## Problem details
Reproduce all entries word for word.

## Exercise data
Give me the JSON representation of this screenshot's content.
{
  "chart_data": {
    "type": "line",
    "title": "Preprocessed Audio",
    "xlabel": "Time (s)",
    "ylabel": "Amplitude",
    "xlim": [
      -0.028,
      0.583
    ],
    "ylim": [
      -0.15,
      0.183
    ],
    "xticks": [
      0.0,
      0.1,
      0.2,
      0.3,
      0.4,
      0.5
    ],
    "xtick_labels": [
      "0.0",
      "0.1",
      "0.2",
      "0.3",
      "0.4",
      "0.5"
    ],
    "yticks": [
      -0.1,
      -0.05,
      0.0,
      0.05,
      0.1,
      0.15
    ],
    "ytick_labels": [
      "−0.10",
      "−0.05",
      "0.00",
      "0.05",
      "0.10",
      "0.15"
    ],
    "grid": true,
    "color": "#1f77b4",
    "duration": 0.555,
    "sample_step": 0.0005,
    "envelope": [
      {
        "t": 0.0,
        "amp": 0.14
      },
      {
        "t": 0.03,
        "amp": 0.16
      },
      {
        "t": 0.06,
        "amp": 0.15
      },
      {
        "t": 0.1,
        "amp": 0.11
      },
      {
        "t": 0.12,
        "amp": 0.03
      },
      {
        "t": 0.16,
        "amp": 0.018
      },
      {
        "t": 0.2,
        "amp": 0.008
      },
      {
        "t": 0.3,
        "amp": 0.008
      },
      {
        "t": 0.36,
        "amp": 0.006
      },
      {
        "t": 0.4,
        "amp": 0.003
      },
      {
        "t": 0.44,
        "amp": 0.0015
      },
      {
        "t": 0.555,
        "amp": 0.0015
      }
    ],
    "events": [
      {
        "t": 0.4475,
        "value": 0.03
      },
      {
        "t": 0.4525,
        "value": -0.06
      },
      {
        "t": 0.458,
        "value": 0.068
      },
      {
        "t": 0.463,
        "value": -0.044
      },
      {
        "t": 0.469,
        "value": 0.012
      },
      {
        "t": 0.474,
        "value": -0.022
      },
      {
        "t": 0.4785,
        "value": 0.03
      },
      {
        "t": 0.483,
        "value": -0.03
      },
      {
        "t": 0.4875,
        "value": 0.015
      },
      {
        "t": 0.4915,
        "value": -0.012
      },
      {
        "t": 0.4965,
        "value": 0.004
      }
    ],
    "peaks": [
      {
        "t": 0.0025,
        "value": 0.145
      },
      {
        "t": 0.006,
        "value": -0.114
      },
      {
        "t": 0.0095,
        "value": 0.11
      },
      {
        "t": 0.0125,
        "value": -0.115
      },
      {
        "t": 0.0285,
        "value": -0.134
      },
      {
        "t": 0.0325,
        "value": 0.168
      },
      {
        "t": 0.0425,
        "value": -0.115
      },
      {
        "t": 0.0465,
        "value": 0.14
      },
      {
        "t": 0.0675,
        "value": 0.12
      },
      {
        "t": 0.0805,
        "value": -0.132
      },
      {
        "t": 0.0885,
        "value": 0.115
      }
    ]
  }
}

## Correct output
Give me the JSON representation of this screenshot's content.
{
  "chart_data": {
    "type": "line",
    "title": "Preprocessed Audio",
    "xlabel": "Time (s)",
    "ylabel": "Amplitude",
    "xlim": [
      -0.028,
      0.583
    ],
    "ylim": [
      -0.15,
      0.183
    ],
    "xticks": [
      0.0,
      0.1,
      0.2,
      0.3,
      0.4,
      0.5
    ],
    "xtick_labels": [
      "0.0",
      "0.1",
      "0.2",
      "0.3",
      "0.4",
      "0.5"
    ],
    "yticks": [
      -0.1,
      -0.05,
      0.0,
      0.05,
      0.1,
      0.15
    ],
    "ytick_labels": [
      "−0.10",
      "−0.05",
      "0.00",
      "0.05",
      "0.10",
      "0.15"
    ],
    "grid": true,
    "color": "#1f77b4",
    "duration": 0.555,
    "sample_step": 0.0005,
    "envelope": [
      {
        "t": 0.0,
        "amp": 0.14
      },
      {
        "t": 0.03,
        "amp": 0.16
      },
      {
        "t": 0.06,
        "amp": 0.15
      },
      {
        "t": 0.1,
        "amp": 0.11
      },
      {
        "t": 0.12,
        "amp": 0.03
      },
      {
        "t": 0.16,
        "amp": 0.018
      },
      {
        "t": 0.2,
        "amp": 0.008
      },
      {
        "t": 0.3,
        "amp": 0.008
      },
      {
        "t": 0.36,
        "amp": 0.006
      },
      {
        "t": 0.4,
        "amp": 0.003
      },
      {
        "t": 0.44,
        "amp": 0.0015
      },
      {
        "t": 0.555,
        "amp": 0.0015
      }
    ],
    "events": [
      {
        "t": 0.4475,
        "value": 0.03
      },
      {
        "t": 0.4525,
        "value": -0.06
      },
      {
        "t": 0.458,
        "value": 0.068
      },
      {
        "t": 0.463,
        "value": -0.044
      },
      {
        "t": 0.469,
        "value": 0.012
      },
      {
        "t": 0.474,
        "value": -0.022
      },
      {
        "t": 0.4785,
        "value": 0.03
      },
      {
        "t": 0.483,
        "value": -0.03
      },
      {
        "t": 0.4875,
        "value": 0.015
      },
      {
        "t": 0.4915,
        "value": -0.012
      },
      {
        "t": 0.4965,
        "value": 0.004
      }
    ],
    "peaks": [
      {
        "t": 0.0025,
        "value": 0.145
      },
      {
        "t": 0.006,
        "value": -0.114
      },
      {
        "t": 0.0095,
        "value": 0.11
      },
      {
        "t": 0.0125,
        "value": -0.115
      },
      {
        "t": 0.0285,
        "value": -0.134
      },
      {
        "t": 0.0325,
        "value": 0.168
      },
      {
        "t": 0.0425,
        "value": -0.115
      },
      {
        "t": 0.0465,
        "value": 0.14
      },
      {
        "t": 0.0675,
        "value": 0.12
      },
      {
        "t": 0.0805,
        "value": -0.132
      },
      {
        "t": 0.0885,
        "value": 0.115
      }
    ]
  }
}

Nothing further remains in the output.